→ Aim of the task:
Search the material for the string "subspace", then return every line where it is found.

Data entries:
—————

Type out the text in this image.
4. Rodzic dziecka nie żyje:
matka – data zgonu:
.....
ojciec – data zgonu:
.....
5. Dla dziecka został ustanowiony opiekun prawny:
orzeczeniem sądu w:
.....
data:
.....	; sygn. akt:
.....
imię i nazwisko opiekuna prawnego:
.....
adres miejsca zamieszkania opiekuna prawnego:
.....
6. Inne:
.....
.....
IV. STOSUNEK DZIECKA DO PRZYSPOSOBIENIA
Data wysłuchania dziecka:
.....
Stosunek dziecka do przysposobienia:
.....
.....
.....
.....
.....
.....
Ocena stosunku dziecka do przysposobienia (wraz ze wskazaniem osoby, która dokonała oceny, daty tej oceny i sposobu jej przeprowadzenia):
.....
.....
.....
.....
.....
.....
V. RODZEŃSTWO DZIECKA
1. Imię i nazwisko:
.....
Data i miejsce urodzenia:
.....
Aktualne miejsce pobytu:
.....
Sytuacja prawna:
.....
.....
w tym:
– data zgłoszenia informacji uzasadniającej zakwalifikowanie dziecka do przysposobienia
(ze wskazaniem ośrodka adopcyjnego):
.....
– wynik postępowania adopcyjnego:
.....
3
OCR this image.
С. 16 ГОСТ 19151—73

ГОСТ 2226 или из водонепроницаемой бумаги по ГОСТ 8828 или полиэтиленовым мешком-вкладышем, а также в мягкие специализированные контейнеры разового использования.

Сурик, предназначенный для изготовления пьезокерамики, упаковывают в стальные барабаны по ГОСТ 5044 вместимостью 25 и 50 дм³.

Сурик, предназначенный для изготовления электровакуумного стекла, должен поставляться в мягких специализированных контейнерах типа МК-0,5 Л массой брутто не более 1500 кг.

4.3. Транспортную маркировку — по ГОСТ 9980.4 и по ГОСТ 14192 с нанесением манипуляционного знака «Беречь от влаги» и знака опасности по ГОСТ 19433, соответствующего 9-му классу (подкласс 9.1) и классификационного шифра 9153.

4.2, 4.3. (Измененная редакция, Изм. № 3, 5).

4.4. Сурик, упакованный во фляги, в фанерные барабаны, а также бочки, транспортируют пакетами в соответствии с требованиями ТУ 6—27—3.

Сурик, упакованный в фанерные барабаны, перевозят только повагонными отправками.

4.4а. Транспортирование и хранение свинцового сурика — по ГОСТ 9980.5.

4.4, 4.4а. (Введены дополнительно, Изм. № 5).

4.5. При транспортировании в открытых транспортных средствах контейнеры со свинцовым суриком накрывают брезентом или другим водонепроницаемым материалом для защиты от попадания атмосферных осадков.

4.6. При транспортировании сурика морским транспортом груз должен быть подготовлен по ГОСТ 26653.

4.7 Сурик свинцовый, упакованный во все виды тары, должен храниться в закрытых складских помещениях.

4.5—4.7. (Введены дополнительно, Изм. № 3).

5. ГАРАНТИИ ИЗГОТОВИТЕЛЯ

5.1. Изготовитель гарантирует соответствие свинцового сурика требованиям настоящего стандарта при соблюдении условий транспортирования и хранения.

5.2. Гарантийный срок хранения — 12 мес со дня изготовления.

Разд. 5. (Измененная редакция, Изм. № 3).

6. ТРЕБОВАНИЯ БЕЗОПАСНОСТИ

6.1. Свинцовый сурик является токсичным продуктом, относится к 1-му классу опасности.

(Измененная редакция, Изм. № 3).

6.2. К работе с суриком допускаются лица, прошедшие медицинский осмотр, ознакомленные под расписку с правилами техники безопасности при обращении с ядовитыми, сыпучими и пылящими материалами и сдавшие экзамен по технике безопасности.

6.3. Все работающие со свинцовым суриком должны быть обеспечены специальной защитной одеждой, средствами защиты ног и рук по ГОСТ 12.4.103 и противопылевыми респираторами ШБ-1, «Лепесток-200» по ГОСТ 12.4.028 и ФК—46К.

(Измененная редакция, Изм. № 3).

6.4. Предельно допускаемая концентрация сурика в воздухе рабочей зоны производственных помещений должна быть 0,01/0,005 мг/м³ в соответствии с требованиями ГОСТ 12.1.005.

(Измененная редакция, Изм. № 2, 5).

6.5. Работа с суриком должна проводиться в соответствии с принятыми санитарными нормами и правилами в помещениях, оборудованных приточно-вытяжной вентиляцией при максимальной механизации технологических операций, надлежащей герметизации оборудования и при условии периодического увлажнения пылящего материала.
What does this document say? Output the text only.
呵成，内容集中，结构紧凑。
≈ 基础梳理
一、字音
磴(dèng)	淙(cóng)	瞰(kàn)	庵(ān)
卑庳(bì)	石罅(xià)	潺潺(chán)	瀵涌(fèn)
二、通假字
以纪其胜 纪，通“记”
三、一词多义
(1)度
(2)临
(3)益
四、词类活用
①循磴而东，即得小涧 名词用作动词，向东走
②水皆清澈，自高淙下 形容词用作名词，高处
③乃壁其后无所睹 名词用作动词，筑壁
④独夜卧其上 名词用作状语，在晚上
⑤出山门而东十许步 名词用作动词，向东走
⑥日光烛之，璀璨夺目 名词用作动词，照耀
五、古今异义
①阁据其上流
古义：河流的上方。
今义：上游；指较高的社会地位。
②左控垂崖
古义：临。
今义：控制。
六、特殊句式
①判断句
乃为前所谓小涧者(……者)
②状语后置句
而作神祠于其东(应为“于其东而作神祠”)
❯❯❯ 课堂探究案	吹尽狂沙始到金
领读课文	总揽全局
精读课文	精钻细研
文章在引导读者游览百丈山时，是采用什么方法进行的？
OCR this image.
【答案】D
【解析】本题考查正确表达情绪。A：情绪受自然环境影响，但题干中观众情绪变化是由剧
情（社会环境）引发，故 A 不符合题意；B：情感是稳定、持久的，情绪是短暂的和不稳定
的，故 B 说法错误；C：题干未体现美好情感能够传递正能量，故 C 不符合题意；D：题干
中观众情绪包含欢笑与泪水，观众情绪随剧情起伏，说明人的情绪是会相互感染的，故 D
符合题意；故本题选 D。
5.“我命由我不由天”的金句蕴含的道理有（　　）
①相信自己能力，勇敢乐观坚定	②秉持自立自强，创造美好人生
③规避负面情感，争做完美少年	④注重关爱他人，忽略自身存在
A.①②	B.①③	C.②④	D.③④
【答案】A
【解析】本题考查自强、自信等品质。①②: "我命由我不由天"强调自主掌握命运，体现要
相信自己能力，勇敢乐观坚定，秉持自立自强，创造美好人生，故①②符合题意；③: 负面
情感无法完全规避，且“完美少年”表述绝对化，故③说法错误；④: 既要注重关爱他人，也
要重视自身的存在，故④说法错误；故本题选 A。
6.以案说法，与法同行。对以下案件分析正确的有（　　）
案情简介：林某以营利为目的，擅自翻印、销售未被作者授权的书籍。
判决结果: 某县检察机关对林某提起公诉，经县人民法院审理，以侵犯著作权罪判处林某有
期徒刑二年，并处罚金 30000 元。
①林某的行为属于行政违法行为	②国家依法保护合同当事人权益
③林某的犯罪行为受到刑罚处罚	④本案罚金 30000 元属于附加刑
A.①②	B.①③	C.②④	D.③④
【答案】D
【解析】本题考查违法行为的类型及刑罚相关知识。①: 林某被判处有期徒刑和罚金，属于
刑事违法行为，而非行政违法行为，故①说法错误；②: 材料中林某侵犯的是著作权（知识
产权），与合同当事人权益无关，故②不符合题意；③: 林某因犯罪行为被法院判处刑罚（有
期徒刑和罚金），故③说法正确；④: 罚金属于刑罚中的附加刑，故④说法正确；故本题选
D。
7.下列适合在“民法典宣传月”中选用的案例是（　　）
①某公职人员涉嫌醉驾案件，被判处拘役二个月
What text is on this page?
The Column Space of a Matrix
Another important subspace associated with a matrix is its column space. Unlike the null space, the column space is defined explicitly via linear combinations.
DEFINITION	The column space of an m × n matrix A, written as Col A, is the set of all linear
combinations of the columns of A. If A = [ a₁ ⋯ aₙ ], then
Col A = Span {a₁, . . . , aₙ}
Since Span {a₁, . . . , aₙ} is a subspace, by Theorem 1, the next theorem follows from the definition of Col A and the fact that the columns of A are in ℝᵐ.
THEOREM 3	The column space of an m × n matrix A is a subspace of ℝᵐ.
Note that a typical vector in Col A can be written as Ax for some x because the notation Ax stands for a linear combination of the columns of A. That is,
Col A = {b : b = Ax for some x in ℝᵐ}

—————

→ Full output:
Another important subspace associated with a matrix is its column space. Unlike the null space, the column space is defined explicitly via linear combinations.
Since Span {a₁, . . . , aₙ} is a subspace, by Theorem 1, the next theorem follows from the definition of Col A and the fact that the columns of A are in ℝᵐ.
THEOREM 3	The column space of an m × n matrix A is a subspace of ℝᵐ.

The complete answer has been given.